DATA PROVIDED:
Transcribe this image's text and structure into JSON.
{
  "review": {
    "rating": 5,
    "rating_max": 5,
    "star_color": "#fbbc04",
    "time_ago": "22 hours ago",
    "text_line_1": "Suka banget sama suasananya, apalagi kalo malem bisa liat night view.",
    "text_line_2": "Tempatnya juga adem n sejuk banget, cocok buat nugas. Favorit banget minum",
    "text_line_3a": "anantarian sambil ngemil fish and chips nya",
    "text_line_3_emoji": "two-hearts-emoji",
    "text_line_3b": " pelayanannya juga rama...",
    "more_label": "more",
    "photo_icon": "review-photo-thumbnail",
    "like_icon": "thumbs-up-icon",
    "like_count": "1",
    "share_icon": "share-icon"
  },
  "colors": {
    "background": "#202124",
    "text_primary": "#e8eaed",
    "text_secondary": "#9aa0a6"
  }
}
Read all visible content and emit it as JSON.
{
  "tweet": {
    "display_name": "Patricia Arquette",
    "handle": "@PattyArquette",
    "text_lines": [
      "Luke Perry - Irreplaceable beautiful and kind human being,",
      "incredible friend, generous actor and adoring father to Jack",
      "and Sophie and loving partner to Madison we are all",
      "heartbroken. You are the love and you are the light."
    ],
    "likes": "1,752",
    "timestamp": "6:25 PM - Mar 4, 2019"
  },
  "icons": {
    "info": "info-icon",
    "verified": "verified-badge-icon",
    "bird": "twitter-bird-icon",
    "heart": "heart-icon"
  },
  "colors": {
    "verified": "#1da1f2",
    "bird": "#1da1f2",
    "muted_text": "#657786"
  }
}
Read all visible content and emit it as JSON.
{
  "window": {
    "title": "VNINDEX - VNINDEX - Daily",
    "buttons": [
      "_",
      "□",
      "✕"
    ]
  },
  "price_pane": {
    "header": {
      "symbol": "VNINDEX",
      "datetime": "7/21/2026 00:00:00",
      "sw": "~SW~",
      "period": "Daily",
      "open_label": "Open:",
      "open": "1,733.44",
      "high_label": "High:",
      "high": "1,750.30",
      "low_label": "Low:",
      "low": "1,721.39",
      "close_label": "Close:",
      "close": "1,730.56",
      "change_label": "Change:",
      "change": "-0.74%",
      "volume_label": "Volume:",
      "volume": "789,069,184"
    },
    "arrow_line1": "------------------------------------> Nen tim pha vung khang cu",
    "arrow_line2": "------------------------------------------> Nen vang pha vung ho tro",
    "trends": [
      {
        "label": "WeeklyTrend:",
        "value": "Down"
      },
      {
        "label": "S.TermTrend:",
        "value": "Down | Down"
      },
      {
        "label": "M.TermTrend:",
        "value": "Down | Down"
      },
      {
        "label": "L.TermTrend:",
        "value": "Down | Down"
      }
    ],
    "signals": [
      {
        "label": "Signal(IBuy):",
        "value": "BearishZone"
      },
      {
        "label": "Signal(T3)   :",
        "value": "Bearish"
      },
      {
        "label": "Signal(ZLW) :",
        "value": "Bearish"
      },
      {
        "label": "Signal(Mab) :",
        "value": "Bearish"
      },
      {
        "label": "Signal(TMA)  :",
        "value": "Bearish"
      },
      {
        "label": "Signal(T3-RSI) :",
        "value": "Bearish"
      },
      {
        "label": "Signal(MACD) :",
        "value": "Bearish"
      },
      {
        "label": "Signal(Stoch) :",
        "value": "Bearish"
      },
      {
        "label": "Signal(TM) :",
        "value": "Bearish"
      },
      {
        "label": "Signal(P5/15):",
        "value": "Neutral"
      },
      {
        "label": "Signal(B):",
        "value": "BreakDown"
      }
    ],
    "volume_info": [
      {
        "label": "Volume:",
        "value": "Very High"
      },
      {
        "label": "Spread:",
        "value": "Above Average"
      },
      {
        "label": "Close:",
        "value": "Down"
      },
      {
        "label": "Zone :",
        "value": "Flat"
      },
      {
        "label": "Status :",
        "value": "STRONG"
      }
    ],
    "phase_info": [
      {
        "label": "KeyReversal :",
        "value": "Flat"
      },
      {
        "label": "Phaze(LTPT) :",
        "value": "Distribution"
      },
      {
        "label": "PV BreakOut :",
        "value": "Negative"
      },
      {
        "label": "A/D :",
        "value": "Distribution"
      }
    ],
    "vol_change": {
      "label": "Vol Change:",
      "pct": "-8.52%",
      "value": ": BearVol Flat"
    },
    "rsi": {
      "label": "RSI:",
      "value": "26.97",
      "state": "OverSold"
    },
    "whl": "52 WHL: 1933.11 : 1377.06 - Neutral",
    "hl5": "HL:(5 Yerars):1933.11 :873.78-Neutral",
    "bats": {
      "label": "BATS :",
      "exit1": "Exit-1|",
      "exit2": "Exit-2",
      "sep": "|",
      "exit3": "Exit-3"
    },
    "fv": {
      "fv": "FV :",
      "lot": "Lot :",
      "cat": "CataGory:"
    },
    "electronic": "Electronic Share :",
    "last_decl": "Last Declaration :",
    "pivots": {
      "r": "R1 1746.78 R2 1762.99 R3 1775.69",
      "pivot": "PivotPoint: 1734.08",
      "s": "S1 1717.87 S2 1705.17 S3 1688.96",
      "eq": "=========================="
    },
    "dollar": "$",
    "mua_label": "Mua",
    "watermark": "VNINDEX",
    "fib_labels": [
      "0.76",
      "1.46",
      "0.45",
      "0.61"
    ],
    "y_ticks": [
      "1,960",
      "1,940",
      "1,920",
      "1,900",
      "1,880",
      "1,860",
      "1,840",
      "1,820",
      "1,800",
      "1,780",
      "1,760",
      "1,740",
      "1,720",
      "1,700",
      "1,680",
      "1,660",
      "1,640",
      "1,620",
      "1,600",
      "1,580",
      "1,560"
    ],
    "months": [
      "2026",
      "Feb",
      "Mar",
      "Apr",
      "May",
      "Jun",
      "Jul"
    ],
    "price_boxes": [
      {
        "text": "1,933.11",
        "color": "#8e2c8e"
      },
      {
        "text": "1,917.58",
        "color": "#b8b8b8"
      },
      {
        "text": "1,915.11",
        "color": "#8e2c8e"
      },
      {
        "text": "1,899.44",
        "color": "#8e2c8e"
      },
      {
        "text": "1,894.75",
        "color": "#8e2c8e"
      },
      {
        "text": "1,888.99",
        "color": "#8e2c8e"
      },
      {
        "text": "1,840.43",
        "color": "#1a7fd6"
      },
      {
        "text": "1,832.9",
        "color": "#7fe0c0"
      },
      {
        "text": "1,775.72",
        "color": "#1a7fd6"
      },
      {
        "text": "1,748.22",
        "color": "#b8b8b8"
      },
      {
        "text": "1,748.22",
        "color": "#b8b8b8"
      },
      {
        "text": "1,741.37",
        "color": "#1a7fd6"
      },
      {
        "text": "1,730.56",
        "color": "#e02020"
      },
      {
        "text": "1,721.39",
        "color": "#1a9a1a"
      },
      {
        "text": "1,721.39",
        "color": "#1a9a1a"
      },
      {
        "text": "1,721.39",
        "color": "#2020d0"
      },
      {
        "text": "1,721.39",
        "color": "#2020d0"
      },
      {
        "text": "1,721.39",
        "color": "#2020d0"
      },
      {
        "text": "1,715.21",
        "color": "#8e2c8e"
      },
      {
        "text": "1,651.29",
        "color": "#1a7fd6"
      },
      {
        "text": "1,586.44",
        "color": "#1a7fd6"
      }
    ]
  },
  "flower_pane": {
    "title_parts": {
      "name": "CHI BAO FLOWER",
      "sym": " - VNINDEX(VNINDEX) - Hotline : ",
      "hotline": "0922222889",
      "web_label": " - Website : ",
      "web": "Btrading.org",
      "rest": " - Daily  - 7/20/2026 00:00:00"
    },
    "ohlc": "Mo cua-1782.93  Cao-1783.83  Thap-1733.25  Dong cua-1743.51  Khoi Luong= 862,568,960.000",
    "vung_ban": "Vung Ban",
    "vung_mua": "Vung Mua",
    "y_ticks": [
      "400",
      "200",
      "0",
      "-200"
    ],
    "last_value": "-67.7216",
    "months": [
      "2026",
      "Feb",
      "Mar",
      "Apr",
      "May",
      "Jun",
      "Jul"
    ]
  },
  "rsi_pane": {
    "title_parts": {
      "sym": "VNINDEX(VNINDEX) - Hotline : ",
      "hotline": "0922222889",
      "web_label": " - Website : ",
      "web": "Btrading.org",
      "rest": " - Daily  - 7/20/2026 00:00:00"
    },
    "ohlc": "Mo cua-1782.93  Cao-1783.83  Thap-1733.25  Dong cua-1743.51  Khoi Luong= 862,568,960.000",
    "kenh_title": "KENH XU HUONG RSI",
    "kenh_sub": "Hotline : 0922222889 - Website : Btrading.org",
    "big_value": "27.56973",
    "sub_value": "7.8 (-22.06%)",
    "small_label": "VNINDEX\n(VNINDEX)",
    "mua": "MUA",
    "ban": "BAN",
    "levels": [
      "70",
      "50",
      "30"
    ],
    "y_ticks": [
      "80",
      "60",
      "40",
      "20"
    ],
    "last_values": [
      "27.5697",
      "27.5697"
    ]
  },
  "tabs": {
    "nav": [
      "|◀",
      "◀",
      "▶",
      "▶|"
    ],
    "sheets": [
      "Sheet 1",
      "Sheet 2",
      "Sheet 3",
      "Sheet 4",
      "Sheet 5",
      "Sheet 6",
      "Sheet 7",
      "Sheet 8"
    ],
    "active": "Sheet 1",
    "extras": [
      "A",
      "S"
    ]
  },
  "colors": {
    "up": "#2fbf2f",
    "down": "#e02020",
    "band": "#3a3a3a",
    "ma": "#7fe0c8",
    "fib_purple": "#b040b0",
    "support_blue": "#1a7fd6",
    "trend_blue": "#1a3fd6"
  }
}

WHAT IS NEEDED: Extract every line containing the string "TermTrend" from the material.

REPLY:
        "label": "S.TermTrend:",
        "label": "M.TermTrend:",
        "label": "L.TermTrend:",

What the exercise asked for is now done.